WHAT IS REQUIRED
Search the material for the word "true" and report each line where it turns up.

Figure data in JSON
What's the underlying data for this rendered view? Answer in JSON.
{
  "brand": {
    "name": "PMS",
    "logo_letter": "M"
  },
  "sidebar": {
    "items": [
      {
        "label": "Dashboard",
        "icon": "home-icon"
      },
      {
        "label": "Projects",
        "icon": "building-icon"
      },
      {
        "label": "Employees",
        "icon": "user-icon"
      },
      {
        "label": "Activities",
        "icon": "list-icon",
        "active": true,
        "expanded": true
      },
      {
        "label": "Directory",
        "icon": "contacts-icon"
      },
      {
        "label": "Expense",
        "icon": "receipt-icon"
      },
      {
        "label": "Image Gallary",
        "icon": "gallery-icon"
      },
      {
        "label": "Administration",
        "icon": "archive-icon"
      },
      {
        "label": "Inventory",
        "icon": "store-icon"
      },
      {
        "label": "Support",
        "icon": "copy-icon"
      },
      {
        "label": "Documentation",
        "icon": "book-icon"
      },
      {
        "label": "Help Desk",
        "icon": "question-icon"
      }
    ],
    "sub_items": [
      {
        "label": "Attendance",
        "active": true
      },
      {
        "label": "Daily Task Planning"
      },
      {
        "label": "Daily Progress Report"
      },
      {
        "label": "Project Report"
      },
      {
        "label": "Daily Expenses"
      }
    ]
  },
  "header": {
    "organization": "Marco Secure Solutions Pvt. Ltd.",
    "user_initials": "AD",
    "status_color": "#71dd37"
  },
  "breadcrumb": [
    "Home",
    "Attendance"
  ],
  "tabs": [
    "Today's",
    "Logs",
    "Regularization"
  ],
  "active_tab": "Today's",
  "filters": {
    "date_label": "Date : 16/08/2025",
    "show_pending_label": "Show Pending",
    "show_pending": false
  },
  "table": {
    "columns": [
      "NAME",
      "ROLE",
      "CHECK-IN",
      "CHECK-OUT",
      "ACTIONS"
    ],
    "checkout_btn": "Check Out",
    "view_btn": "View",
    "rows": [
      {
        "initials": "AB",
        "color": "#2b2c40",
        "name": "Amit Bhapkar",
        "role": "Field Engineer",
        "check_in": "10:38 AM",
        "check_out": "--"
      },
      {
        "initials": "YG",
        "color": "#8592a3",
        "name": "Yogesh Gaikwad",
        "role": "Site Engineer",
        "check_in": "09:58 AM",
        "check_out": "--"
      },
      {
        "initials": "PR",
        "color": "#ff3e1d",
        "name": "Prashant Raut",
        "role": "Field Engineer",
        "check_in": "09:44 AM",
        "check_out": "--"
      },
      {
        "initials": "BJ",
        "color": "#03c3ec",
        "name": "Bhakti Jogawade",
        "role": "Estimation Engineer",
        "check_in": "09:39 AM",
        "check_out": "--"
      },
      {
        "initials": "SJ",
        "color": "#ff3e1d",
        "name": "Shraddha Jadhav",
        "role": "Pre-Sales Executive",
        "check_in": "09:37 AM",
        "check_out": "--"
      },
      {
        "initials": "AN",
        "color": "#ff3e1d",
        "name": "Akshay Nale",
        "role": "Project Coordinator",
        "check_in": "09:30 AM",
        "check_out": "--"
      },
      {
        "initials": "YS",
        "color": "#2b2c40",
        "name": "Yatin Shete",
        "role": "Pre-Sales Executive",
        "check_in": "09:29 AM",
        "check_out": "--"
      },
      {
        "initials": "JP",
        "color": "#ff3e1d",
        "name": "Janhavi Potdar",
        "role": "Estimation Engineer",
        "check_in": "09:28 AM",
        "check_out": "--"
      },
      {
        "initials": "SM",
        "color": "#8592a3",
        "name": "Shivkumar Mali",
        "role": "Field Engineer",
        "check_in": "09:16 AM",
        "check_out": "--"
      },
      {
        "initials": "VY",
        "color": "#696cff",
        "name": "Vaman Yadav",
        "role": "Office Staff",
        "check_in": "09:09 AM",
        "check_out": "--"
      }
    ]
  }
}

IN RESPONSE
        "active": true,
        "expanded": true
        "active": true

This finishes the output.